Find the word "annotation" in the material below and gather every line that contains it.

* Start *

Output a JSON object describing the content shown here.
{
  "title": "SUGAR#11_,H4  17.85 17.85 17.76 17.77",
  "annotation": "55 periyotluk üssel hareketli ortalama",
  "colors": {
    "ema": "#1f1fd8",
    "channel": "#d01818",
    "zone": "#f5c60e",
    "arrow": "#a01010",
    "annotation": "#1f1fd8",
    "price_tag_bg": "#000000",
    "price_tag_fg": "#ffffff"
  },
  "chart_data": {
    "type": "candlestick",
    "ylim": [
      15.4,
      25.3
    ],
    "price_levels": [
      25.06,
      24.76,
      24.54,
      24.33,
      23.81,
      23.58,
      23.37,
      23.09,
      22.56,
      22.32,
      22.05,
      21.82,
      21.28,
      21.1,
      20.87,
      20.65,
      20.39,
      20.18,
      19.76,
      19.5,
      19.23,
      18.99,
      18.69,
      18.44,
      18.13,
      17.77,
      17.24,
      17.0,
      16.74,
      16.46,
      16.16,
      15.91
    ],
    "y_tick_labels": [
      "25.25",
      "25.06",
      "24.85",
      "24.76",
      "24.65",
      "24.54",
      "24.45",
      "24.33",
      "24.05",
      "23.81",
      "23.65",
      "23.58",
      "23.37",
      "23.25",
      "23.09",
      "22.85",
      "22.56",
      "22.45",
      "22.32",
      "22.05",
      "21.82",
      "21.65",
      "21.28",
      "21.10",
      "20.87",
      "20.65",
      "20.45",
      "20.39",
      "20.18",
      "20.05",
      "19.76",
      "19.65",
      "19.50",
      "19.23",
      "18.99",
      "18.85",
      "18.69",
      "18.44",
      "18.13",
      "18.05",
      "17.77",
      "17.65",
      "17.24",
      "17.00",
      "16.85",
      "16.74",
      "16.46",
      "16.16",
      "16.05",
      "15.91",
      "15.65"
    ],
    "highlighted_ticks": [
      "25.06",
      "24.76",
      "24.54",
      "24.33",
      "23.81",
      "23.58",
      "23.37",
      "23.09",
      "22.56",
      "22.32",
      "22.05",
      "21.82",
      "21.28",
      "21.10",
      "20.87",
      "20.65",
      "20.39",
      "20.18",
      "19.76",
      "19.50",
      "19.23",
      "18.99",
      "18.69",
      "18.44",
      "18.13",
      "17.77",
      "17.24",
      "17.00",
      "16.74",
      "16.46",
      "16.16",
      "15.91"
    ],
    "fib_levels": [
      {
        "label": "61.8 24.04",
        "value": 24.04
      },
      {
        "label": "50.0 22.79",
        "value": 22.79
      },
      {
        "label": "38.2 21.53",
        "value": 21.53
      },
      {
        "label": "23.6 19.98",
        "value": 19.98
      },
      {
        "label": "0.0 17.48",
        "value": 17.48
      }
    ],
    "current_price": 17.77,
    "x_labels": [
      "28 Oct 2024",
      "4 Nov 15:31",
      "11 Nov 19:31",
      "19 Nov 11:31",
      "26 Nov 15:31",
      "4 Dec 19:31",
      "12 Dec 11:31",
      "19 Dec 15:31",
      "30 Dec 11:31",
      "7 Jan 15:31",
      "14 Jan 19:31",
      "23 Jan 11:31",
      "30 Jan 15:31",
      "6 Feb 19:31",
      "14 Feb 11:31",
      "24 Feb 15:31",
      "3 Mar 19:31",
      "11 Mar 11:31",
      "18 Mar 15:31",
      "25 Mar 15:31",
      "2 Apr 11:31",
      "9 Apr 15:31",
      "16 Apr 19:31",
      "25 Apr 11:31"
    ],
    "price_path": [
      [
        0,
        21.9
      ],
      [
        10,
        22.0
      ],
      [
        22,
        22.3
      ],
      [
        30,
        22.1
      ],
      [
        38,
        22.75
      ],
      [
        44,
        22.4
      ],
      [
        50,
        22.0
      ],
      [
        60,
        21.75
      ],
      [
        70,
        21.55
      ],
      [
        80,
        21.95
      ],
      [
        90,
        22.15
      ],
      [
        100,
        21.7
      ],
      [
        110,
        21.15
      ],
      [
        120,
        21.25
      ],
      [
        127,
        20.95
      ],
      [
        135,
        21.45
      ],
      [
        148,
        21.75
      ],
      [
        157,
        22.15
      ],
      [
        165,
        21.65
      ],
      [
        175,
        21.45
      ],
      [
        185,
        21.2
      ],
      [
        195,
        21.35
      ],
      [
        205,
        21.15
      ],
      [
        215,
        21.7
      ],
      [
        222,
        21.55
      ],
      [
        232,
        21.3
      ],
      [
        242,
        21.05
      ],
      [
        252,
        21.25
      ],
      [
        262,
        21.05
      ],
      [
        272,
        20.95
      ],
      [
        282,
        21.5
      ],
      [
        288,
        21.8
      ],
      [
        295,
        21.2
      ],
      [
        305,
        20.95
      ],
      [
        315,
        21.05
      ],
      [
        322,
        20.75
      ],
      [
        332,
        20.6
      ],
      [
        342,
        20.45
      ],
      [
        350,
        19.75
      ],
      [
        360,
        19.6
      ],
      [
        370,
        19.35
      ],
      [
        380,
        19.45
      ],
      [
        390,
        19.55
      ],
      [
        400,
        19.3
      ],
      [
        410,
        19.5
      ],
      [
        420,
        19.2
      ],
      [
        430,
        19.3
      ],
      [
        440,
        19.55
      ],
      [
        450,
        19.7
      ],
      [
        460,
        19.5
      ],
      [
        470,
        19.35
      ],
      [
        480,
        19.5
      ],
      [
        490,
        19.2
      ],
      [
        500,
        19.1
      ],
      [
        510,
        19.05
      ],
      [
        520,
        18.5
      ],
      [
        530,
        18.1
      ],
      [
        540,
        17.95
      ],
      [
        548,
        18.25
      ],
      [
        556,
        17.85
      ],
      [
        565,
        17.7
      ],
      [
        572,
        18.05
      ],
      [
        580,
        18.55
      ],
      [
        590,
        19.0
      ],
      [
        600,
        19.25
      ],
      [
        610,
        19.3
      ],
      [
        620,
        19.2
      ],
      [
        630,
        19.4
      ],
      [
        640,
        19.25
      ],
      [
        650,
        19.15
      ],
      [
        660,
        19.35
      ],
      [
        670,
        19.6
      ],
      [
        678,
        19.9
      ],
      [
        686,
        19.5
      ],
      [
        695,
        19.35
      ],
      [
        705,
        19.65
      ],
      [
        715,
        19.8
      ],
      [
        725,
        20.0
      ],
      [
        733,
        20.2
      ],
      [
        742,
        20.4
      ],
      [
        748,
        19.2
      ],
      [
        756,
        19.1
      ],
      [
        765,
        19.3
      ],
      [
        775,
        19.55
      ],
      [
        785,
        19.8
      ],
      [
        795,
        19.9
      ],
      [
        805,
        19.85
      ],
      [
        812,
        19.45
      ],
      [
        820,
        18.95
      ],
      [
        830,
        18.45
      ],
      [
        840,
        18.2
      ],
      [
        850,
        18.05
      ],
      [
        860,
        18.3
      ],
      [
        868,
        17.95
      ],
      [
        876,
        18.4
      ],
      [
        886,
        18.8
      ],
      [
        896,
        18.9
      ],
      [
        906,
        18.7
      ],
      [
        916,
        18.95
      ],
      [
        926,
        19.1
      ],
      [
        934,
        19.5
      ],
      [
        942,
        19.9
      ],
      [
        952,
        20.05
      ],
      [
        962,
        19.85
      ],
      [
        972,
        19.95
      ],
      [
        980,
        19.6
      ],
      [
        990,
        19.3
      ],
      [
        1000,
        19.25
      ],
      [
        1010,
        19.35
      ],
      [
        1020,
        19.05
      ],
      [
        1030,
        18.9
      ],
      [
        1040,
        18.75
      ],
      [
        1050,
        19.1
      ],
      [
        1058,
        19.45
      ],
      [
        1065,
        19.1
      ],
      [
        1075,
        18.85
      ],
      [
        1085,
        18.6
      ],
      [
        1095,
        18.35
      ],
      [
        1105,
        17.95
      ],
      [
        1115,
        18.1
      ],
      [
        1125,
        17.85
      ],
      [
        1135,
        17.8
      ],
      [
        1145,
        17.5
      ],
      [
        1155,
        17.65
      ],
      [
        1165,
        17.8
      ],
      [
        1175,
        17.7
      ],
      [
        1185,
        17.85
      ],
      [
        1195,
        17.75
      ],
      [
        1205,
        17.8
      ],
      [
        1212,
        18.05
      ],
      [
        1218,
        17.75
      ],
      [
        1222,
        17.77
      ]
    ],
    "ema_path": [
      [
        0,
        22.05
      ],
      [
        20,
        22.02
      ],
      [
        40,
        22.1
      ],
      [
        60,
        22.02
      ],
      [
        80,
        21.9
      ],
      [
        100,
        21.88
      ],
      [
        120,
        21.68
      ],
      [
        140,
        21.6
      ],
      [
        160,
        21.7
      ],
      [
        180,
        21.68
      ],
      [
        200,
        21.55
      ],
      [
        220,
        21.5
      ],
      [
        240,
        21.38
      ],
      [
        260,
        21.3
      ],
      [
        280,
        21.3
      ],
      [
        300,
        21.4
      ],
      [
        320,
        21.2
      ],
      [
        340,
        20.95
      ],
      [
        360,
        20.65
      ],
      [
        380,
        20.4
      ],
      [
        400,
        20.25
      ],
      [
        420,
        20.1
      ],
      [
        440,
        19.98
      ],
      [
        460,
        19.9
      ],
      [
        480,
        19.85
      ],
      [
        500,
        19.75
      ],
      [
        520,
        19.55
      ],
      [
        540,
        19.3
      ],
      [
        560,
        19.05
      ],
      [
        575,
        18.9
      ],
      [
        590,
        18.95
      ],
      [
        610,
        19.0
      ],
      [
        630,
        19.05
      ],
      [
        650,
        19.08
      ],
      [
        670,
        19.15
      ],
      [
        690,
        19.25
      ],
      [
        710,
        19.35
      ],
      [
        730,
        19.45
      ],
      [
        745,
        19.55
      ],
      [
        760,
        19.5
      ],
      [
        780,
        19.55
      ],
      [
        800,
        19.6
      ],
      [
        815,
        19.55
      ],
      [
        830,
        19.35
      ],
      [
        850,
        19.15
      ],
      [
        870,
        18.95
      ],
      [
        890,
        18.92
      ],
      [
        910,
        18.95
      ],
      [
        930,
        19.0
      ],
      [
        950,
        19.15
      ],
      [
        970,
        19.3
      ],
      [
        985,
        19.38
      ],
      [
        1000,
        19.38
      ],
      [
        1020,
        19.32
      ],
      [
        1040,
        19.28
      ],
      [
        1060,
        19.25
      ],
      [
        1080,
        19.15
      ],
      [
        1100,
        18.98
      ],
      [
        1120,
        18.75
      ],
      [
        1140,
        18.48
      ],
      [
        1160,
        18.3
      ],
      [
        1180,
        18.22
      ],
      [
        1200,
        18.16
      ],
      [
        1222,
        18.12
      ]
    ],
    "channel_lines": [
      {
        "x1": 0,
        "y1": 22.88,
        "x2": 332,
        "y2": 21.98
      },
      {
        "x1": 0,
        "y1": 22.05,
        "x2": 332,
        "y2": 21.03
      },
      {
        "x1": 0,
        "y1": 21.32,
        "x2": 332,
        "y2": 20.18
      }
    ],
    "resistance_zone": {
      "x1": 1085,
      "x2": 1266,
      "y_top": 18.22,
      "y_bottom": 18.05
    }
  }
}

* End *

Correct result
  "annotation": "55 periyotluk üssel hareketli ortalama",
    "annotation": "#1f1fd8",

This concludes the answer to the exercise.